Skip the pictures and repeat each line of the data exactly.

* Begin PROVIDED RECORDS *

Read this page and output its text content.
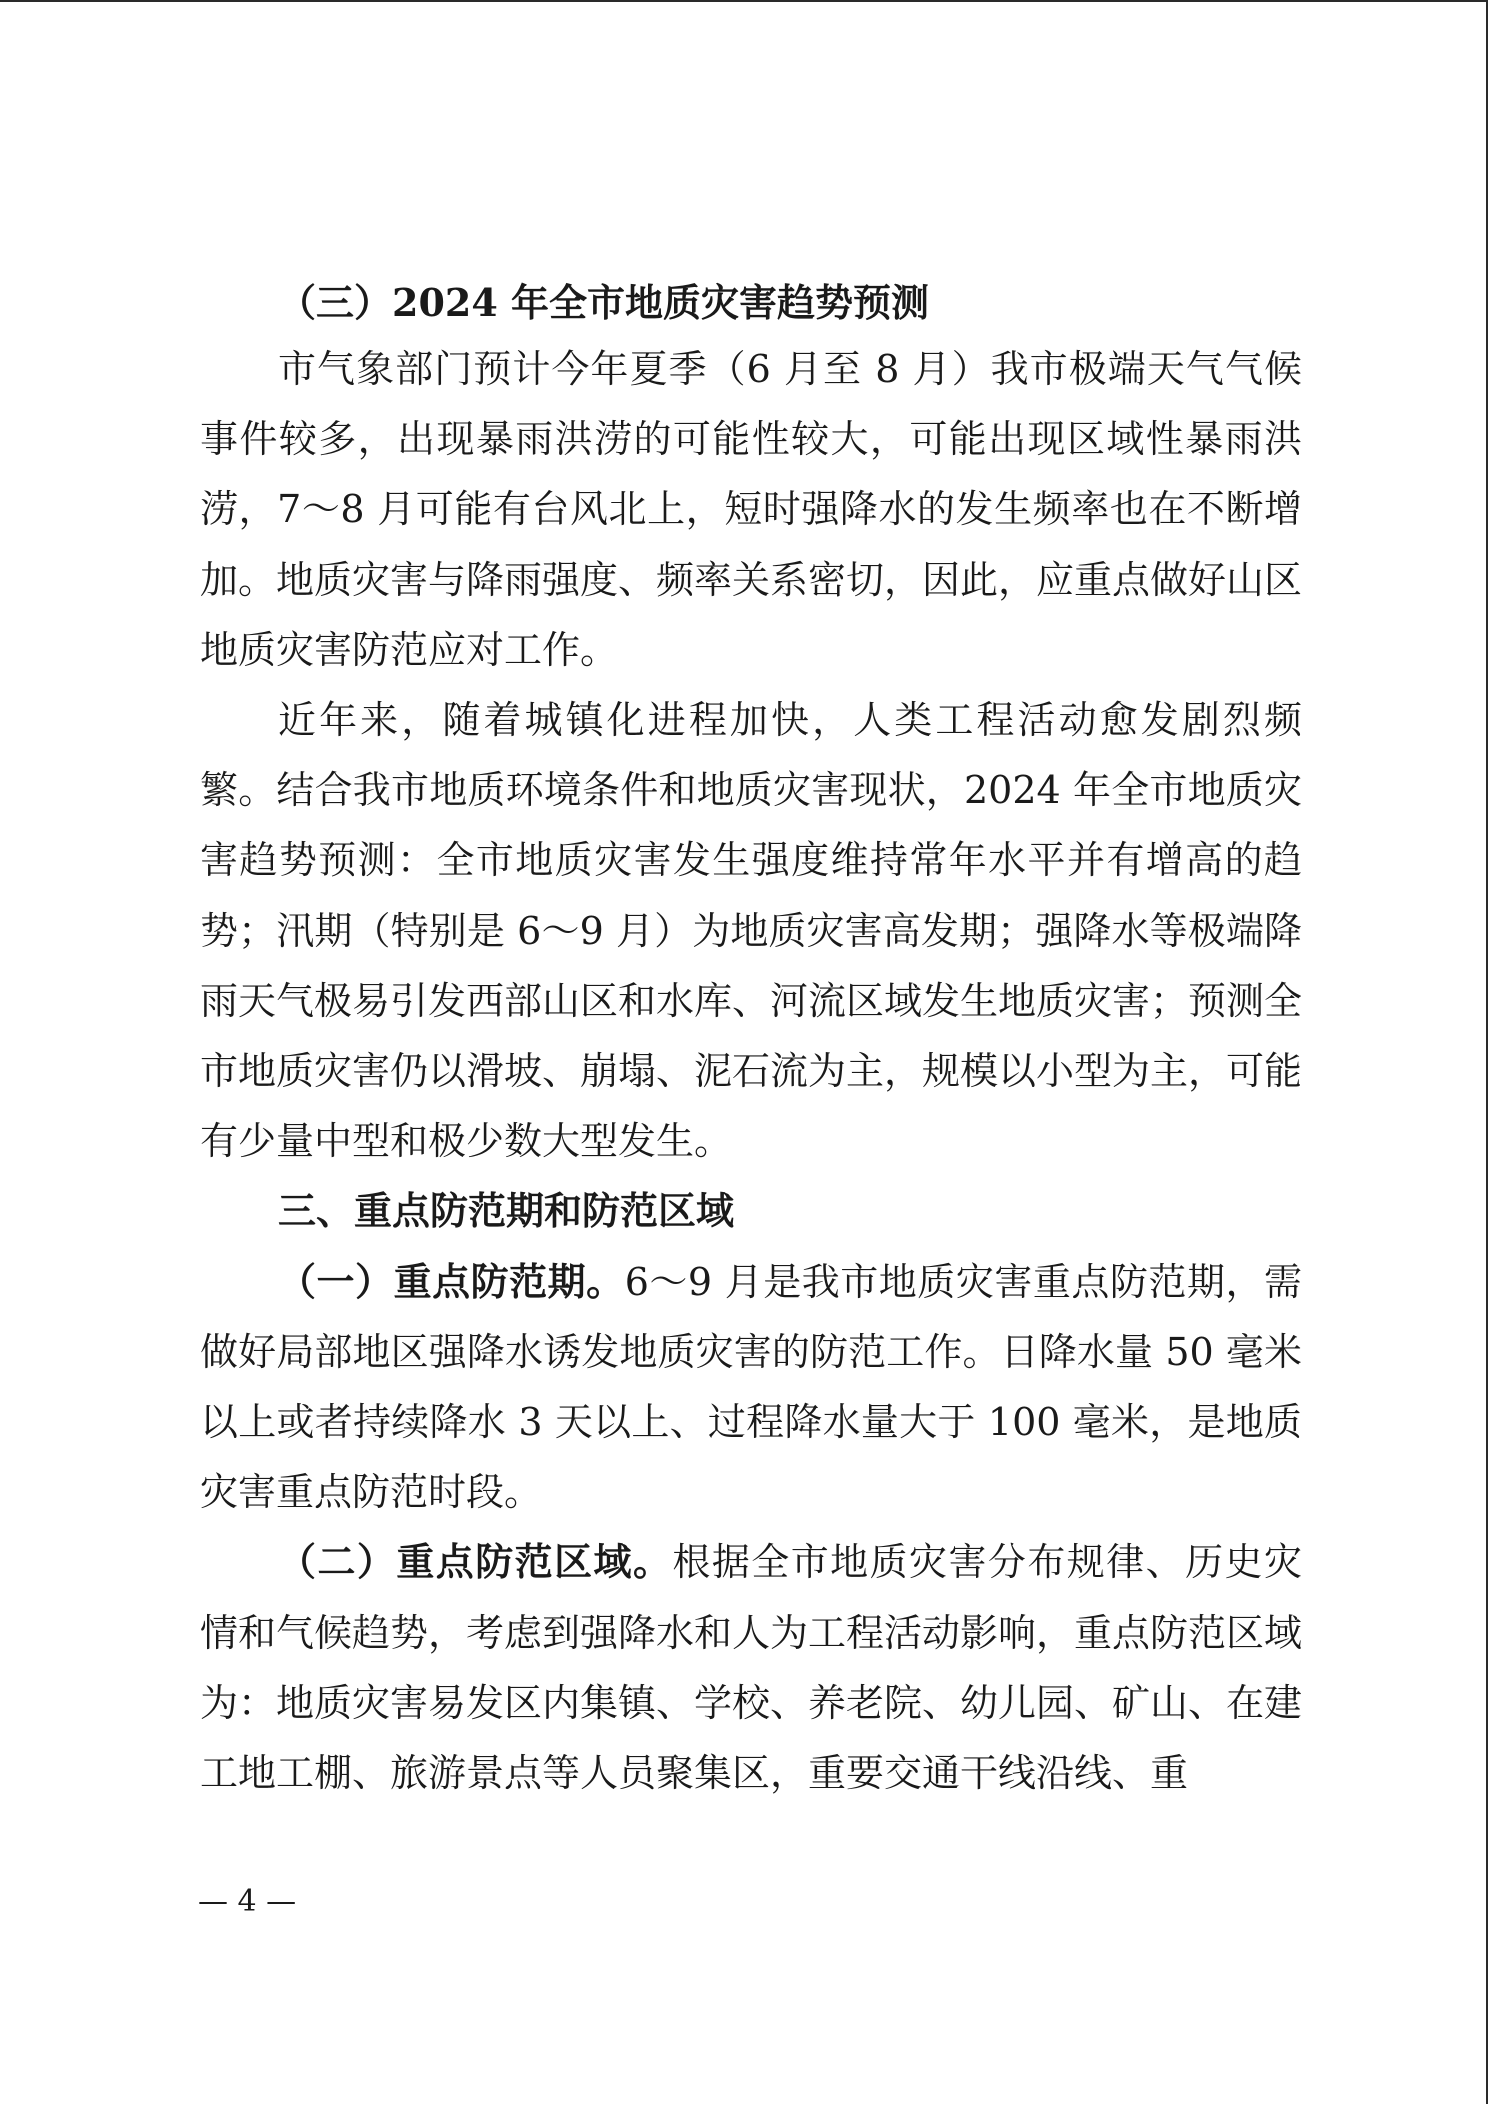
（三）2024 年全市地质灾害趋势预测

市气象部门预计今年夏季（6 月至 8 月）我市极端天气气候事件较多，出现暴雨洪涝的可能性较大，可能出现区域性暴雨洪涝，7～8 月可能有台风北上，短时强降水的发生频率也在不断增加。地质灾害与降雨强度、频率关系密切，因此，应重点做好山区地质灾害防范应对工作。

近年来，随着城镇化进程加快，人类工程活动愈发剧烈频繁。结合我市地质环境条件和地质灾害现状，2024 年全市地质灾害趋势预测：全市地质灾害发生强度维持常年水平并有增高的趋势；汛期（特别是 6～9 月）为地质灾害高发期；强降水等极端降雨天气极易引发西部山区和水库、河流区域发生地质灾害；预测全市地质灾害仍以滑坡、崩塌、泥石流为主，规模以小型为主，可能有少量中型和极少数大型发生。

三、重点防范期和防范区域

（一）重点防范期。6～9 月是我市地质灾害重点防范期，需做好局部地区强降水诱发地质灾害的防范工作。日降水量 50 毫米以上或者持续降水 3 天以上、过程降水量大于 100 毫米，是地质灾害重点防范时段。

（二）重点防范区域。根据全市地质灾害分布规律、历史灾情和气候趋势，考虑到强降水和人为工程活动影响，重点防范区域为：地质灾害易发区内集镇、学校、养老院、幼儿园、矿山、在建工地工棚、旅游景点等人员聚集区，重要交通干线沿线、重

— 4 —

* End PROVIDED RECORDS *

=== REPLY ===
Read this page and output its text content.
（三）2024 年全市地质灾害趋势预测

市气象部门预计今年夏季（6 月至 8 月）我市极端天气气候事件较多，出现暴雨洪涝的可能性较大，可能出现区域性暴雨洪涝，7～8 月可能有台风北上，短时强降水的发生频率也在不断增加。地质灾害与降雨强度、频率关系密切，因此，应重点做好山区地质灾害防范应对工作。

近年来，随着城镇化进程加快，人类工程活动愈发剧烈频繁。结合我市地质环境条件和地质灾害现状，2024 年全市地质灾害趋势预测：全市地质灾害发生强度维持常年水平并有增高的趋势；汛期（特别是 6～9 月）为地质灾害高发期；强降水等极端降雨天气极易引发西部山区和水库、河流区域发生地质灾害；预测全市地质灾害仍以滑坡、崩塌、泥石流为主，规模以小型为主，可能有少量中型和极少数大型发生。

三、重点防范期和防范区域

（一）重点防范期。6～9 月是我市地质灾害重点防范期，需做好局部地区强降水诱发地质灾害的防范工作。日降水量 50 毫米以上或者持续降水 3 天以上、过程降水量大于 100 毫米，是地质灾害重点防范时段。

（二）重点防范区域。根据全市地质灾害分布规律、历史灾情和气候趋势，考虑到强降水和人为工程活动影响，重点防范区域为：地质灾害易发区内集镇、学校、养老院、幼儿园、矿山、在建工地工棚、旅游景点等人员聚集区，重要交通干线沿线、重

— 4 —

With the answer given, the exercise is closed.